Aim of the task -
Restate each line word for word. Leave out every picture.

Dataset records -
········
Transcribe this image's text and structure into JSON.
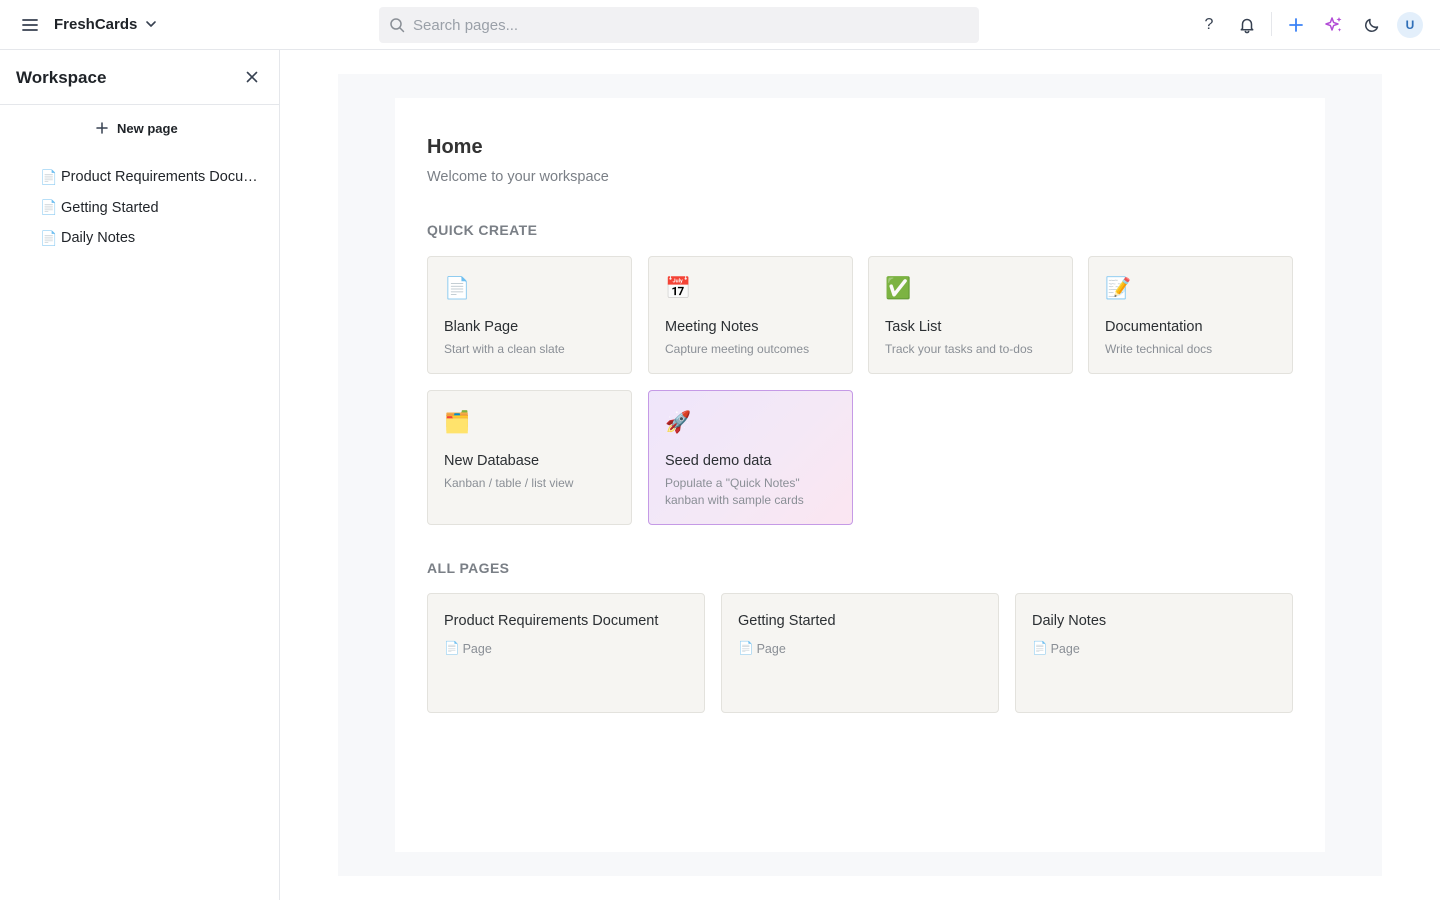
{
  "topbar": {
    "brand": "FreshCards",
    "search_placeholder": "Search pages...",
    "help_label": "?",
    "avatar_initial": "U"
  },
  "sidebar": {
    "title": "Workspace",
    "new_page_label": "New page",
    "items": [
      {
        "label": "Product Requirements Document",
        "icon": "📄"
      },
      {
        "label": "Getting Started",
        "icon": "📄"
      },
      {
        "label": "Daily Notes",
        "icon": "📄"
      }
    ]
  },
  "main": {
    "title": "Home",
    "subtitle": "Welcome to your workspace",
    "quick_create_title": "QUICK CREATE",
    "quick_create": [
      {
        "icon": "📄",
        "title": "Blank Page",
        "desc": "Start with a clean slate"
      },
      {
        "icon": "📅",
        "title": "Meeting Notes",
        "desc": "Capture meeting outcomes"
      },
      {
        "icon": "✅",
        "title": "Task List",
        "desc": "Track your tasks and to-dos"
      },
      {
        "icon": "📝",
        "title": "Documentation",
        "desc": "Write technical docs"
      },
      {
        "icon": "🗂️",
        "title": "New Database",
        "desc": "Kanban / table / list view"
      },
      {
        "icon": "🚀",
        "title": "Seed demo data",
        "desc": "Populate a \"Quick Notes\" kanban with sample cards"
      }
    ],
    "all_pages_title": "ALL PAGES",
    "all_pages": [
      {
        "title": "Product Requirements Document",
        "icon": "📄",
        "type": "Page"
      },
      {
        "title": "Getting Started",
        "icon": "📄",
        "type": "Page"
      },
      {
        "title": "Daily Notes",
        "icon": "📄",
        "type": "Page"
      }
    ]
  },
  "colors": {
    "accent_blue": "#3b82f6",
    "sparkle_purple": "#b24bd6",
    "seed_border": "#c59ae6"
  }
}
········
Exercise solution -
Transcribe this image's text and structure into JSON.
{
  "topbar": {
    "brand": "FreshCards",
    "search_placeholder": "Search pages...",
    "help_label": "?",
    "avatar_initial": "U"
  },
  "sidebar": {
    "title": "Workspace",
    "new_page_label": "New page",
    "items": [
      {
        "label": "Product Requirements Document",
        "icon": "📄"
      },
      {
        "label": "Getting Started",
        "icon": "📄"
      },
      {
        "label": "Daily Notes",
        "icon": "📄"
      }
    ]
  },
  "main": {
    "title": "Home",
    "subtitle": "Welcome to your workspace",
    "quick_create_title": "QUICK CREATE",
    "quick_create": [
      {
        "icon": "📄",
        "title": "Blank Page",
        "desc": "Start with a clean slate"
      },
      {
        "icon": "📅",
        "title": "Meeting Notes",
        "desc": "Capture meeting outcomes"
      },
      {
        "icon": "✅",
        "title": "Task List",
        "desc": "Track your tasks and to-dos"
      },
      {
        "icon": "📝",
        "title": "Documentation",
        "desc": "Write technical docs"
      },
      {
        "icon": "🗂️",
        "title": "New Database",
        "desc": "Kanban / table / list view"
      },
      {
        "icon": "🚀",
        "title": "Seed demo data",
        "desc": "Populate a \"Quick Notes\" kanban with sample cards"
      }
    ],
    "all_pages_title": "ALL PAGES",
    "all_pages": [
      {
        "title": "Product Requirements Document",
        "icon": "📄",
        "type": "Page"
      },
      {
        "title": "Getting Started",
        "icon": "📄",
        "type": "Page"
      },
      {
        "title": "Daily Notes",
        "icon": "📄",
        "type": "Page"
      }
    ]
  },
  "colors": {
    "accent_blue": "#3b82f6",
    "sparkle_purple": "#b24bd6",
    "seed_border": "#c59ae6"
  }
}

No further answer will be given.